(Data records)
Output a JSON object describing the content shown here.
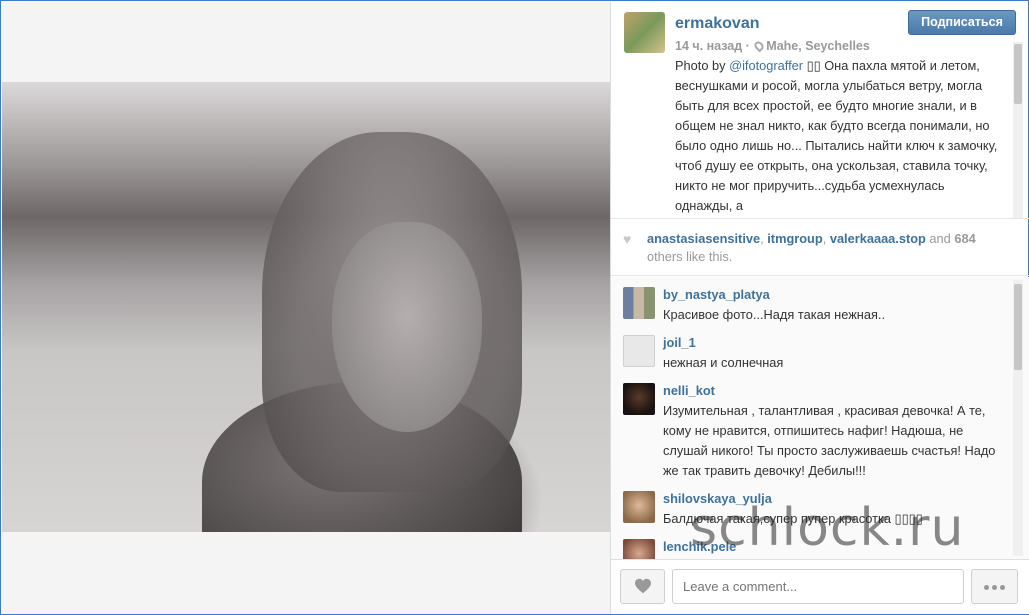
{
  "post": {
    "username": "ermakovan",
    "follow_label": "Подписаться",
    "time": "14 ч. назад",
    "location": "Mahe, Seychelles",
    "caption_prefix": "Photo by ",
    "caption_mention": "@ifotograffer",
    "caption_text": " ▯▯ Она пахла мятой и летом, веснушками и росой, могла улыбаться ветру, могла быть для всех простой, ее будто многие знали, и в общем не знал никто, как будто всегда понимали, но было одно лишь но... Пытались найти ключ к замочку, чтоб душу ее открыть, она ускользая, ставила точку, никто не мог приручить...судьба усмехнулась однажды, а"
  },
  "likes": {
    "user1": "anastasiasensitive",
    "sep1": ", ",
    "user2": "itmgroup",
    "sep2": ", ",
    "user3": "valerkaaaa.stop",
    "and": " and ",
    "count": "684",
    "suffix": " others like this."
  },
  "comments": [
    {
      "user": "by_nastya_platya",
      "text": "Красивое фото...Надя такая нежная.."
    },
    {
      "user": "joil_1",
      "text": "нежная и солнечная"
    },
    {
      "user": "nelli_kot",
      "text": "Изумительная , талантливая , красивая девочка! А те, кому не нравится, отпишитесь нафиг! Надюша, не слушай никого! Ты просто заслуживаешь счастья! Надо же так травить девочку! Дебилы!!!"
    },
    {
      "user": "shilovskaya_yulja",
      "text": "Балдючая такая,супер пупер красотка ▯▯▯▯"
    },
    {
      "user": "lenchik.pele",
      "text": ""
    }
  ],
  "footer": {
    "comment_placeholder": "Leave a comment..."
  },
  "watermark": "schlock.ru",
  "colors": {
    "link": "#3f729b",
    "follow_button": "#4a7aaa",
    "frame_border": "#3a7bc8"
  },
  "icons": {
    "location": "location-pin-icon",
    "like": "heart-icon",
    "more": "ellipsis-icon"
  }
}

Requirements |
Transcribe each entry above exactly, apart from the pictures.

Solution for this problem |
Output a JSON object describing the content shown here.
{
  "post": {
    "username": "ermakovan",
    "follow_label": "Подписаться",
    "time": "14 ч. назад",
    "location": "Mahe, Seychelles",
    "caption_prefix": "Photo by ",
    "caption_mention": "@ifotograffer",
    "caption_text": " ▯▯ Она пахла мятой и летом, веснушками и росой, могла улыбаться ветру, могла быть для всех простой, ее будто многие знали, и в общем не знал никто, как будто всегда понимали, но было одно лишь но... Пытались найти ключ к замочку, чтоб душу ее открыть, она ускользая, ставила точку, никто не мог приручить...судьба усмехнулась однажды, а"
  },
  "likes": {
    "user1": "anastasiasensitive",
    "sep1": ", ",
    "user2": "itmgroup",
    "sep2": ", ",
    "user3": "valerkaaaa.stop",
    "and": " and ",
    "count": "684",
    "suffix": " others like this."
  },
  "comments": [
    {
      "user": "by_nastya_platya",
      "text": "Красивое фото...Надя такая нежная.."
    },
    {
      "user": "joil_1",
      "text": "нежная и солнечная"
    },
    {
      "user": "nelli_kot",
      "text": "Изумительная , талантливая , красивая девочка! А те, кому не нравится, отпишитесь нафиг! Надюша, не слушай никого! Ты просто заслуживаешь счастья! Надо же так травить девочку! Дебилы!!!"
    },
    {
      "user": "shilovskaya_yulja",
      "text": "Балдючая такая,супер пупер красотка ▯▯▯▯"
    },
    {
      "user": "lenchik.pele",
      "text": ""
    }
  ],
  "footer": {
    "comment_placeholder": "Leave a comment..."
  },
  "watermark": "schlock.ru",
  "colors": {
    "link": "#3f729b",
    "follow_button": "#4a7aaa",
    "frame_border": "#3a7bc8"
  },
  "icons": {
    "location": "location-pin-icon",
    "like": "heart-icon",
    "more": "ellipsis-icon"
  }
}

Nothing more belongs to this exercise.